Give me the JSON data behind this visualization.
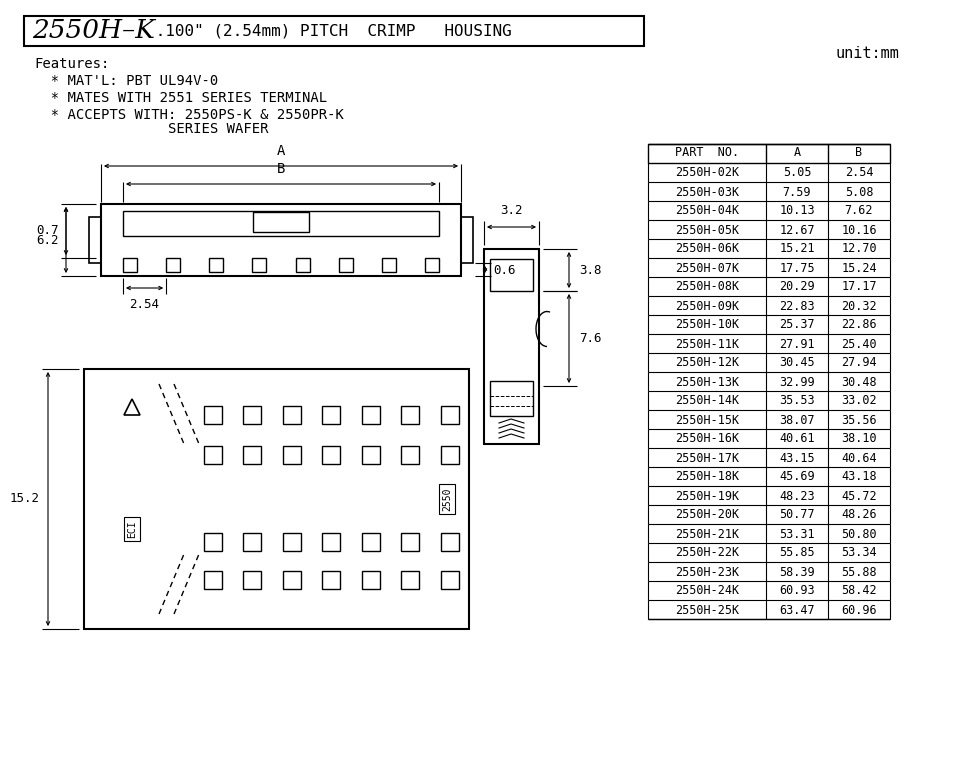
{
  "title_bold": "2550H–K",
  "title_rest": " .100\" (2.54mm) PITCH  CRIMP   HOUSING",
  "unit_label": "unit:mm",
  "features": [
    "Features:",
    "  * MAT'L: PBT UL94V-0",
    "  * MATES WITH 2551 SERIES TERMINAL",
    "  * ACCEPTS WITH: 2550PS-K & 2550PR-K",
    "                SERIES WAFER"
  ],
  "table_headers": [
    "PART  NO.",
    "A",
    "B"
  ],
  "table_data": [
    [
      "2550H-02K",
      "5.05",
      "2.54"
    ],
    [
      "2550H-03K",
      "7.59",
      "5.08"
    ],
    [
      "2550H-04K",
      "10.13",
      "7.62"
    ],
    [
      "2550H-05K",
      "12.67",
      "10.16"
    ],
    [
      "2550H-06K",
      "15.21",
      "12.70"
    ],
    [
      "2550H-07K",
      "17.75",
      "15.24"
    ],
    [
      "2550H-08K",
      "20.29",
      "17.17"
    ],
    [
      "2550H-09K",
      "22.83",
      "20.32"
    ],
    [
      "2550H-10K",
      "25.37",
      "22.86"
    ],
    [
      "2550H-11K",
      "27.91",
      "25.40"
    ],
    [
      "2550H-12K",
      "30.45",
      "27.94"
    ],
    [
      "2550H-13K",
      "32.99",
      "30.48"
    ],
    [
      "2550H-14K",
      "35.53",
      "33.02"
    ],
    [
      "2550H-15K",
      "38.07",
      "35.56"
    ],
    [
      "2550H-16K",
      "40.61",
      "38.10"
    ],
    [
      "2550H-17K",
      "43.15",
      "40.64"
    ],
    [
      "2550H-18K",
      "45.69",
      "43.18"
    ],
    [
      "2550H-19K",
      "48.23",
      "45.72"
    ],
    [
      "2550H-20K",
      "50.77",
      "48.26"
    ],
    [
      "2550H-21K",
      "53.31",
      "50.80"
    ],
    [
      "2550H-22K",
      "55.85",
      "53.34"
    ],
    [
      "2550H-23K",
      "58.39",
      "55.88"
    ],
    [
      "2550H-24K",
      "60.93",
      "58.42"
    ],
    [
      "2550H-25K",
      "63.47",
      "60.96"
    ]
  ],
  "dim_62": "6.2",
  "dim_07": "0.7",
  "dim_254": "2.54",
  "dim_06": "0.6",
  "dim_32": "3.2",
  "dim_38": "3.8",
  "dim_76": "7.6",
  "dim_152": "15.2",
  "dim_A": "A",
  "dim_B": "B",
  "bg_color": "#ffffff",
  "line_color": "#000000",
  "font_color": "#000000"
}
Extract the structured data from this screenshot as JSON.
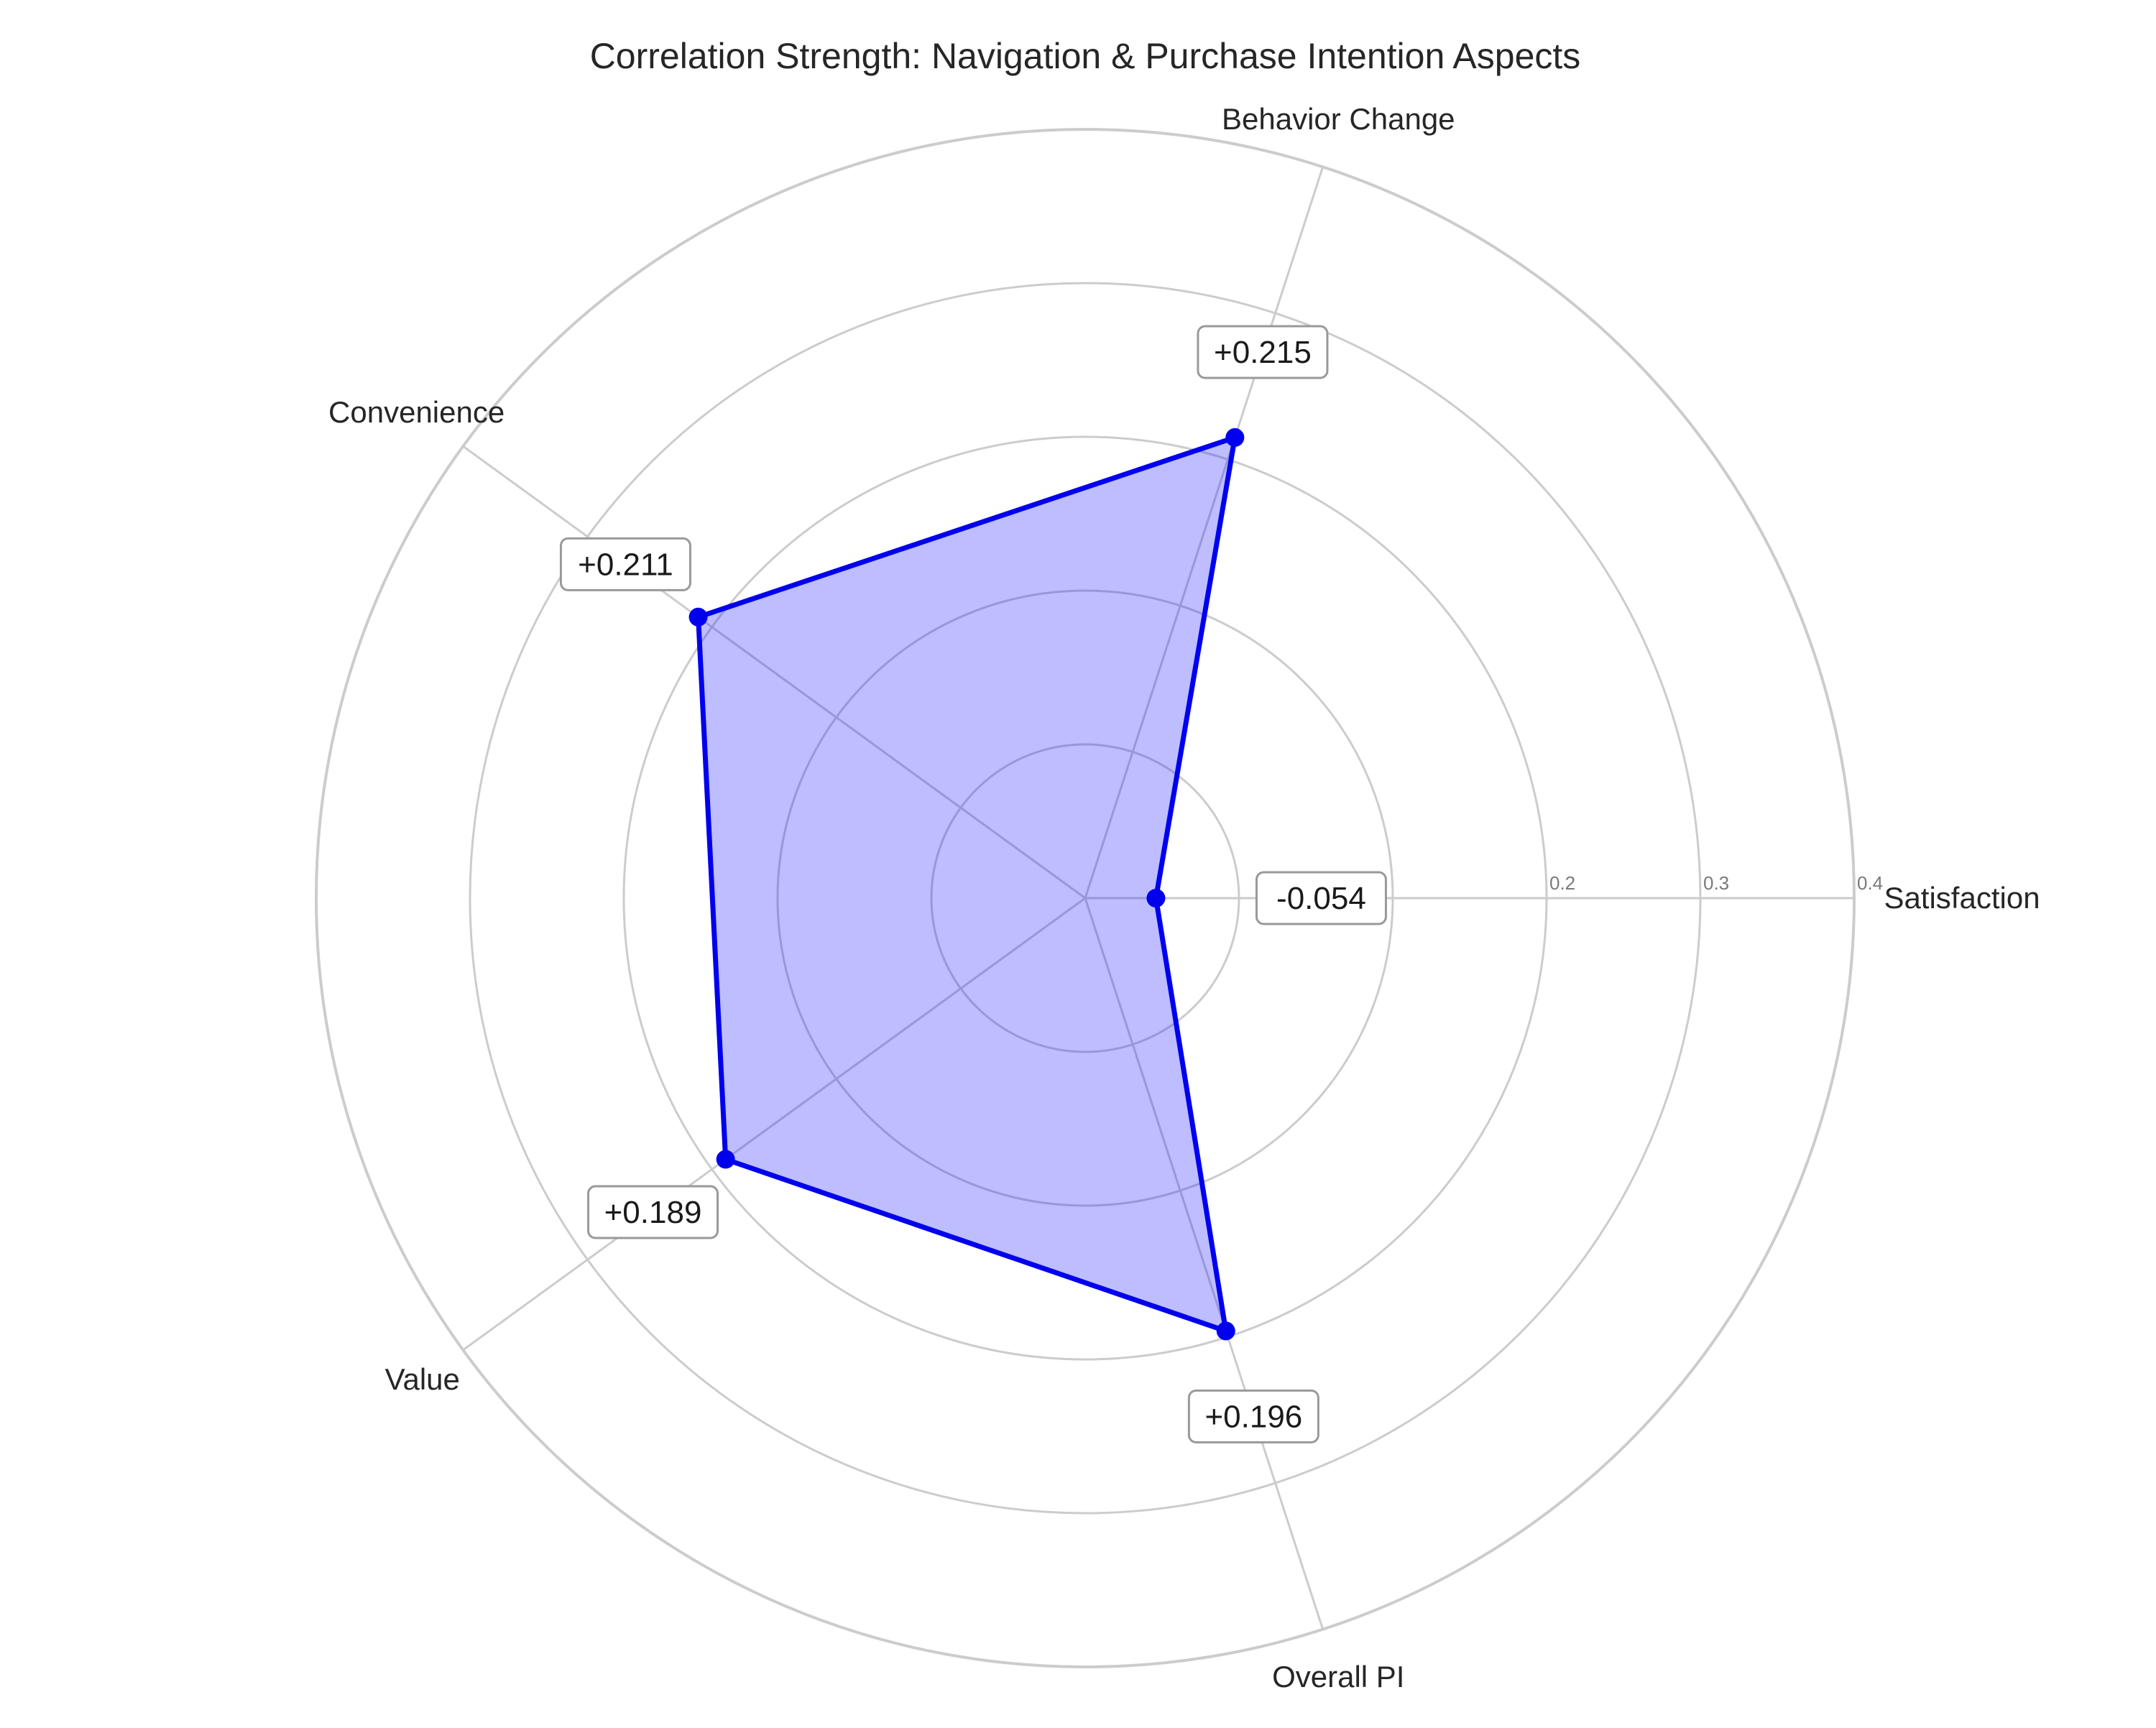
--
__WRITTEN INSTRUCTION__. Collect every line above that contains the word "WITH".

__EXERCISE RESPONSE__.
    "  * MATES WITH 2551 SERIES TERMINAL",
    "  * ACCEPTS WITH: 2550PS-K & 2550PR-K",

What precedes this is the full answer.